[Data records]

● ● ●

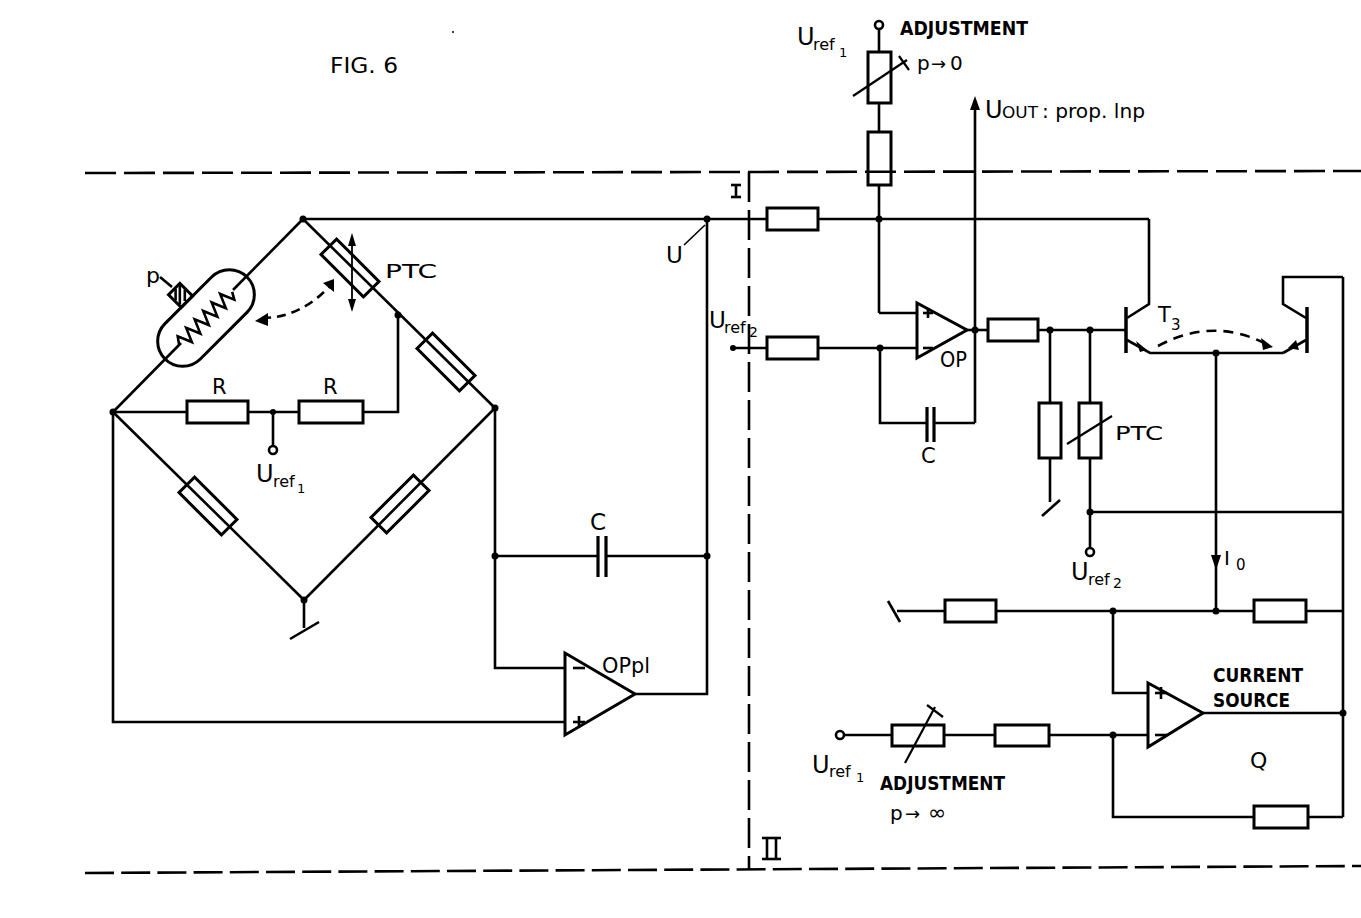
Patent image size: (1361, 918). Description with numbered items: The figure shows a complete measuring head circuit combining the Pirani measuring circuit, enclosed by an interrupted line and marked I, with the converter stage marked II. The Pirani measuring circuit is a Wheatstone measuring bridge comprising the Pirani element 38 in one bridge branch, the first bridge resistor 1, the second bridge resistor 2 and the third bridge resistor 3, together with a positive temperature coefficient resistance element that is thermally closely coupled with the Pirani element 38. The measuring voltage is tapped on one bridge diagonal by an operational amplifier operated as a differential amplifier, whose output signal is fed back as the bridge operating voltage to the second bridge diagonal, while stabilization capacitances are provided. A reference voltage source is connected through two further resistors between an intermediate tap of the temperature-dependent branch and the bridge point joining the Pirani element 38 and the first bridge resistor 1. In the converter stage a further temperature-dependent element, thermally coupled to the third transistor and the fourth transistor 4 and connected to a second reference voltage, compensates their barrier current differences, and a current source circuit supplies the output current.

The Pirani element 38 is at (209, 277).
The bridge resistor R1 1 is at (208, 510).
The bridge resistor R2 2 is at (453, 362).
The bridge resistor R3 3 is at (403, 508).
The transistor T4 4 is at (1299, 315).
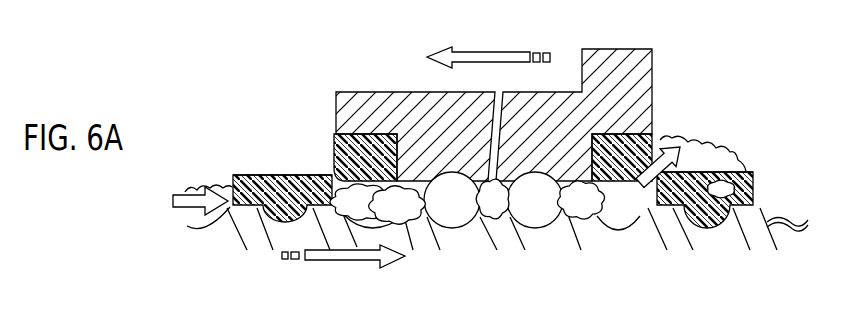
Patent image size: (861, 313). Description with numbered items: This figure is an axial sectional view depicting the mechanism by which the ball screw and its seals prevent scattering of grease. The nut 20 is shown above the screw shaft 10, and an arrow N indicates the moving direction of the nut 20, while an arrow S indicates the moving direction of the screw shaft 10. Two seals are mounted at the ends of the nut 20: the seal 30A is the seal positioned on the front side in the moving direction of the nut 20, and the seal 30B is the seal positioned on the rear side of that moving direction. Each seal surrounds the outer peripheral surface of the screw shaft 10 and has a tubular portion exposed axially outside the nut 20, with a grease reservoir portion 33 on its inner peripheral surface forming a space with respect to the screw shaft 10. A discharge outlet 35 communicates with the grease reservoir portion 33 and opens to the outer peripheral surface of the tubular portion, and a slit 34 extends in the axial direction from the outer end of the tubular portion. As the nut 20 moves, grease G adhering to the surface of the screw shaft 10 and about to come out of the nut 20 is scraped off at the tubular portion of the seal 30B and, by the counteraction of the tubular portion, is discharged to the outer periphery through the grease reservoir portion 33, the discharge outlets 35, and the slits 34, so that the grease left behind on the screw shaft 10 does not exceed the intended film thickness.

The screw shaft 10 is at (787, 220).
The nut 20 is at (642, 75).
The seal positioned on front side in moving direction of nut 30A is at (257, 175).
The seal positioned on rear side in moving direction of nut 30B is at (755, 178).
The grease reservoir portion 33 is at (333, 172).
The slit 34 is at (283, 172).
The discharge outlet 35 is at (325, 160).
The grease G is at (213, 187).
The moving direction of nut N is at (488, 41).
The moving direction of screw shaft S is at (343, 270).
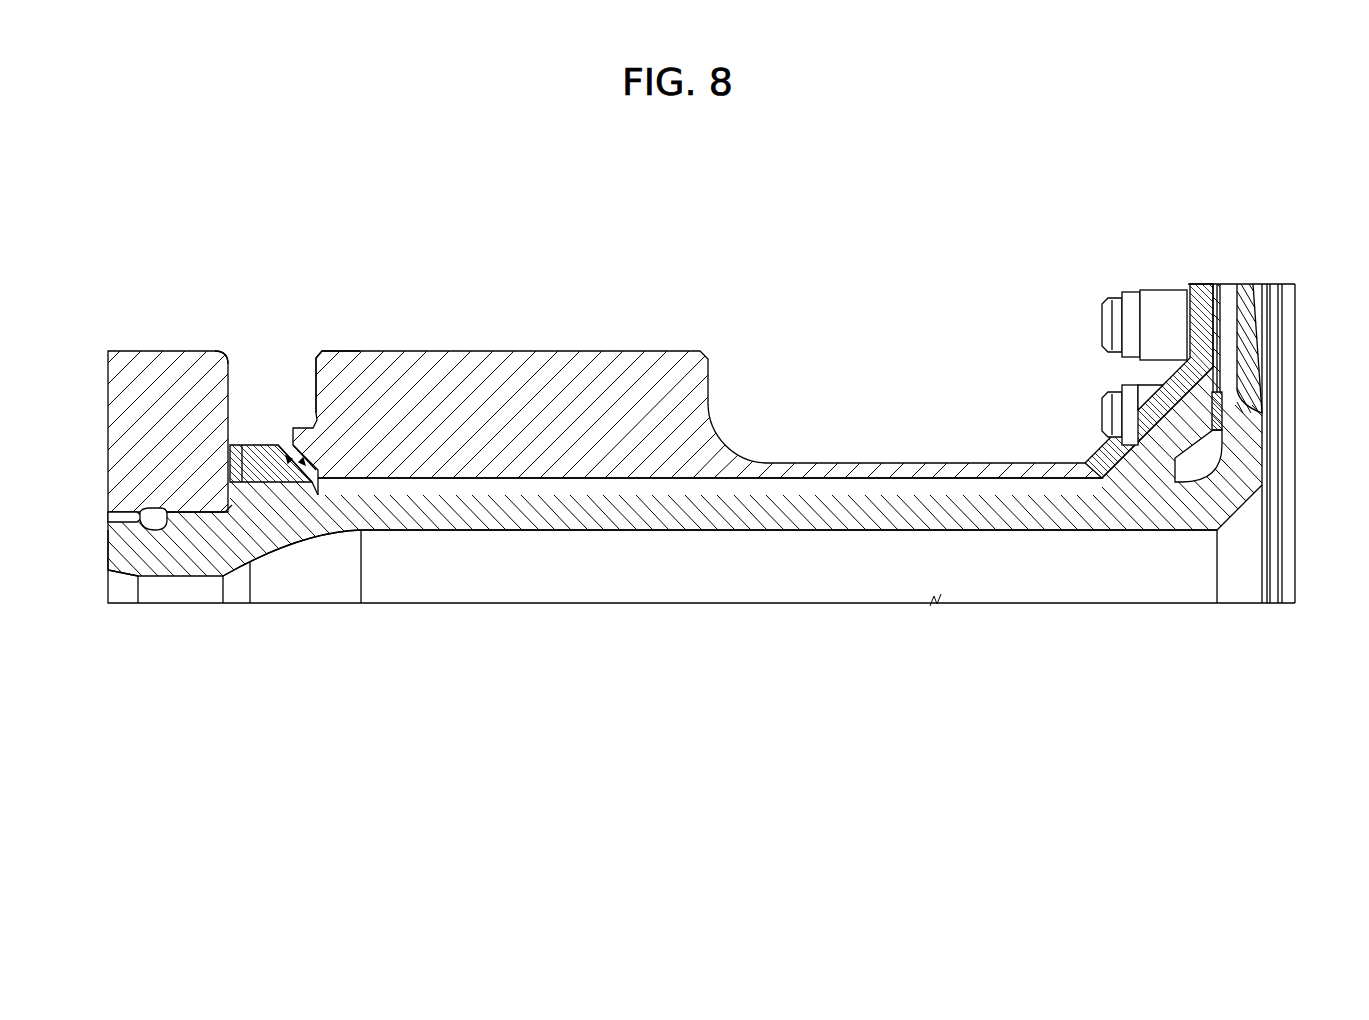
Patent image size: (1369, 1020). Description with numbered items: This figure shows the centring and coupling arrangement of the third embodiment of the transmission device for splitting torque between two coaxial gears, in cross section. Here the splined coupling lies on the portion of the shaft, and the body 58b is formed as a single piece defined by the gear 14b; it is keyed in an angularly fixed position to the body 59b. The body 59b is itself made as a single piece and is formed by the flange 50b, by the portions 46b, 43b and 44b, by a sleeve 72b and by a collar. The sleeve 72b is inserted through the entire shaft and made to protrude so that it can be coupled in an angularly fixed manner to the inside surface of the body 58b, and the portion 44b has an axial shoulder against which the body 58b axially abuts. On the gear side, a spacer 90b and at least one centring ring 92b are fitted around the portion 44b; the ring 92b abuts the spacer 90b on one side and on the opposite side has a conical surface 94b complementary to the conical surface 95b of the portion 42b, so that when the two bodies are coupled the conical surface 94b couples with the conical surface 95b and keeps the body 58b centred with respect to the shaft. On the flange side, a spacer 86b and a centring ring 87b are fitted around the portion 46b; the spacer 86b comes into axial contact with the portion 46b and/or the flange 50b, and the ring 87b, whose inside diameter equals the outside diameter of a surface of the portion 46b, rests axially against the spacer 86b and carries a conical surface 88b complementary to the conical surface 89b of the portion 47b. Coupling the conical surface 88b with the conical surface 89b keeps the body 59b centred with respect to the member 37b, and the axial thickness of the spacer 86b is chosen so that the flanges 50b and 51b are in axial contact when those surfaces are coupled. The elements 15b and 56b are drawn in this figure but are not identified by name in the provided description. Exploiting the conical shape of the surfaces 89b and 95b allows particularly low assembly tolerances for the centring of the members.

The gear 14b is at (128, 350).
The body 58b is at (222, 352).
The member 37b is at (322, 351).
The plate member 15b is at (506, 350).
The conical surface 94b is at (322, 425).
The spacer 90b is at (228, 456).
The sleeve 72b is at (167, 565).
The portion 44b is at (300, 560).
The centring ring 92b is at (278, 487).
The conical surface 95b is at (357, 530).
The portion 42b is at (533, 480).
The portion 43b is at (770, 532).
The body 59b is at (1100, 532).
The conical surface 89b is at (1140, 460).
The conical surface 88b is at (1112, 453).
The centring ring 87b is at (1185, 368).
The portion 47b is at (1137, 427).
The spacer 86b is at (1137, 290).
The upper bolt 56b is at (1165, 292).
The flange 51b is at (1190, 282).
The flange 50b is at (1250, 352).
The portion 46b is at (1208, 476).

● ● ●

REQUIREMENTS
Please quote the listing word for word from its start through the line containing "The transistor T4 4 is at (1299, 315).", including that line, and leave the pictures out of your answer.

EXERCISE SOLUTION
Patent image size: (1361, 918). Description with numbered items: The figure shows a complete measuring head circuit combining the Pirani measuring circuit, enclosed by an interrupted line and marked I, with the converter stage marked II. The Pirani measuring circuit is a Wheatstone measuring bridge comprising the Pirani element 38 in one bridge branch, the first bridge resistor 1, the second bridge resistor 2 and the third bridge resistor 3, together with a positive temperature coefficient resistance element that is thermally closely coupled with the Pirani element 38. The measuring voltage is tapped on one bridge diagonal by an operational amplifier operated as a differential amplifier, whose output signal is fed back as the bridge operating voltage to the second bridge diagonal, while stabilization capacitances are provided. A reference voltage source is connected through two further resistors between an intermediate tap of the temperature-dependent branch and the bridge point joining the Pirani element 38 and the first bridge resistor 1. In the converter stage a further temperature-dependent element, thermally coupled to the third transistor and the fourth transistor 4 and connected to a second reference voltage, compensates their barrier current differences, and a current source circuit supplies the output current.

The Pirani element 38 is at (209, 277).
The bridge resistor R1 1 is at (208, 510).
The bridge resistor R2 2 is at (453, 362).
The bridge resistor R3 3 is at (403, 508).
The transistor T4 4 is at (1299, 315).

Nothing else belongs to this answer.